» **STATED EXERCISE**: Repeat, exactly and completely, the material that follows. Omit the pictures.

» **THE DATA**:
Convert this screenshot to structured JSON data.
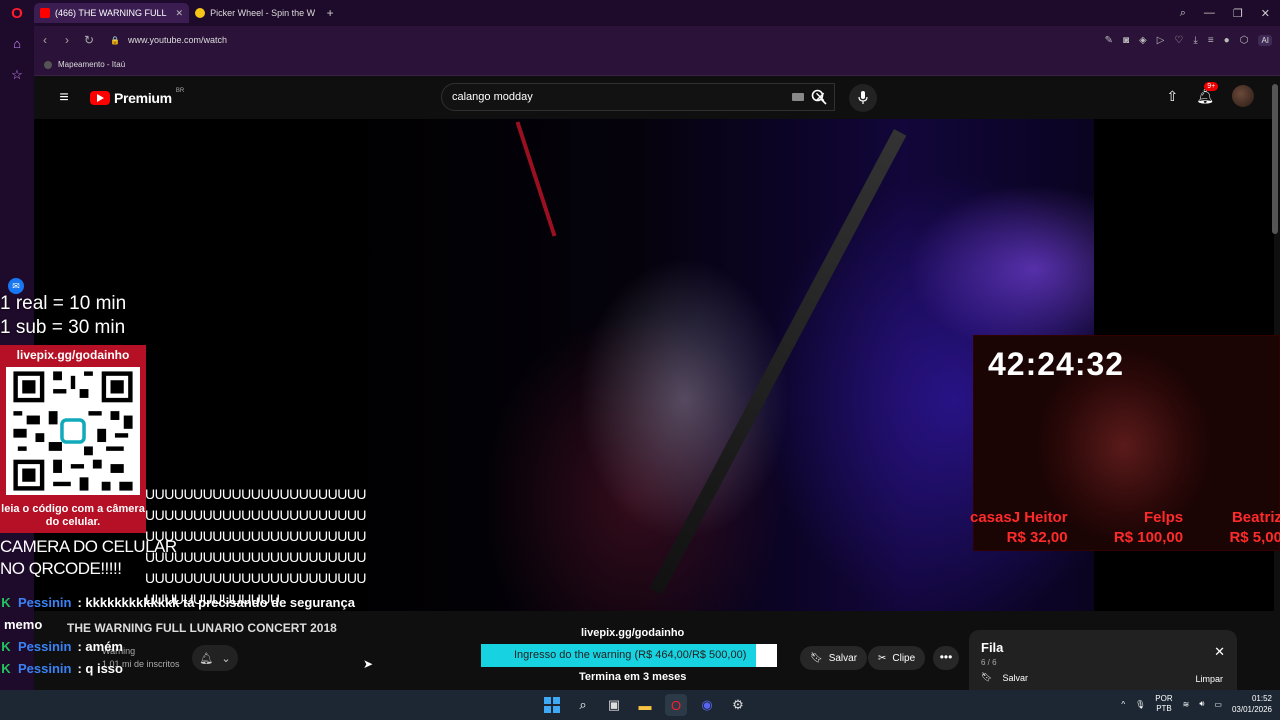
{
  "browser": {
    "tabs": [
      {
        "label": "(466) THE WARNING FULL",
        "active": true,
        "favicon_color": "#ff0000"
      },
      {
        "label": "Picker Wheel - Spin the W",
        "active": false,
        "favicon_color": "#f5c518"
      }
    ],
    "url": "www.youtube.com/watch",
    "ai_label": "AI",
    "bookmark": "Mapeamento - Itaú"
  },
  "youtube": {
    "brand": "Premium",
    "region": "BR",
    "search_value": "calango modday",
    "notification_badge": "9+"
  },
  "overlay": {
    "promo_lines": [
      "1 real = 10 min",
      "1 sub = 30 min"
    ],
    "qr_link": "livepix.gg/godainho",
    "qr_caption": "leia o código com a câmera do celular.",
    "spam_text": "UUUUUUUUUUUUUUUUUUUUUUUUUUUUUUUUUUUUUUUUUUUUUUUUUUUUUUUUUUUUUUUUUUUUUUUUUUUUUUUUUUUUUUUUUUUUUUUUUUUUUUUUUUUUUUUUUUUUUUUUUUUUUUUUU",
    "spam_overlap_1": "CAMERA DO CELULAR",
    "spam_overlap_2": "NO QRCODE!!!!!",
    "timer": "42:24:32",
    "donors": [
      {
        "name": "casasJ Heitor",
        "value": "R$ 32,00"
      },
      {
        "name": "Felps",
        "value": "R$ 100,00"
      },
      {
        "name": "Beatriz",
        "value": "R$ 5,00"
      }
    ],
    "chat": [
      {
        "user": "Pessinin",
        "text": ": kkkkkkkkkkkkk tá precisando de segurança"
      },
      {
        "user": "",
        "text": "memo"
      },
      {
        "user": "Pessinin",
        "text": ": amém"
      },
      {
        "user": "Pessinin",
        "text": ": q isso"
      }
    ]
  },
  "below_video": {
    "title": "THE WARNING FULL LUNARIO CONCERT 2018",
    "channel_name": "Warning",
    "subscribers": "1,01 mi de inscritos",
    "livepix_label": "livepix.gg/godainho",
    "goal_text": "Ingresso do the warning (R$ 464,00/R$ 500,00)",
    "goal_fraction": 0.928,
    "goal_sub": "Termina em 3 meses",
    "save_label": "Salvar",
    "clip_label": "Clipe",
    "more_label": "•••"
  },
  "queue": {
    "title": "Fila",
    "count": "6 / 6",
    "save_label": "Salvar",
    "clear_label": "Limpar"
  },
  "taskbar": {
    "lang_1": "POR",
    "lang_2": "PTB",
    "time": "01:52",
    "date": "03/01/2026"
  }
}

» **COMPLETE RESPONSE**:
Convert this screenshot to structured JSON data.
{
  "browser": {
    "tabs": [
      {
        "label": "(466) THE WARNING FULL",
        "active": true,
        "favicon_color": "#ff0000"
      },
      {
        "label": "Picker Wheel - Spin the W",
        "active": false,
        "favicon_color": "#f5c518"
      }
    ],
    "url": "www.youtube.com/watch",
    "ai_label": "AI",
    "bookmark": "Mapeamento - Itaú"
  },
  "youtube": {
    "brand": "Premium",
    "region": "BR",
    "search_value": "calango modday",
    "notification_badge": "9+"
  },
  "overlay": {
    "promo_lines": [
      "1 real = 10 min",
      "1 sub = 30 min"
    ],
    "qr_link": "livepix.gg/godainho",
    "qr_caption": "leia o código com a câmera do celular.",
    "spam_text": "UUUUUUUUUUUUUUUUUUUUUUUUUUUUUUUUUUUUUUUUUUUUUUUUUUUUUUUUUUUUUUUUUUUUUUUUUUUUUUUUUUUUUUUUUUUUUUUUUUUUUUUUUUUUUUUUUUUUUUUUUUUUUUUUU",
    "spam_overlap_1": "CAMERA DO CELULAR",
    "spam_overlap_2": "NO QRCODE!!!!!",
    "timer": "42:24:32",
    "donors": [
      {
        "name": "casasJ Heitor",
        "value": "R$ 32,00"
      },
      {
        "name": "Felps",
        "value": "R$ 100,00"
      },
      {
        "name": "Beatriz",
        "value": "R$ 5,00"
      }
    ],
    "chat": [
      {
        "user": "Pessinin",
        "text": ": kkkkkkkkkkkkk tá precisando de segurança"
      },
      {
        "user": "",
        "text": "memo"
      },
      {
        "user": "Pessinin",
        "text": ": amém"
      },
      {
        "user": "Pessinin",
        "text": ": q isso"
      }
    ]
  },
  "below_video": {
    "title": "THE WARNING FULL LUNARIO CONCERT 2018",
    "channel_name": "Warning",
    "subscribers": "1,01 mi de inscritos",
    "livepix_label": "livepix.gg/godainho",
    "goal_text": "Ingresso do the warning (R$ 464,00/R$ 500,00)",
    "goal_fraction": 0.928,
    "goal_sub": "Termina em 3 meses",
    "save_label": "Salvar",
    "clip_label": "Clipe",
    "more_label": "•••"
  },
  "queue": {
    "title": "Fila",
    "count": "6 / 6",
    "save_label": "Salvar",
    "clear_label": "Limpar"
  },
  "taskbar": {
    "lang_1": "POR",
    "lang_2": "PTB",
    "time": "01:52",
    "date": "03/01/2026"
  }
}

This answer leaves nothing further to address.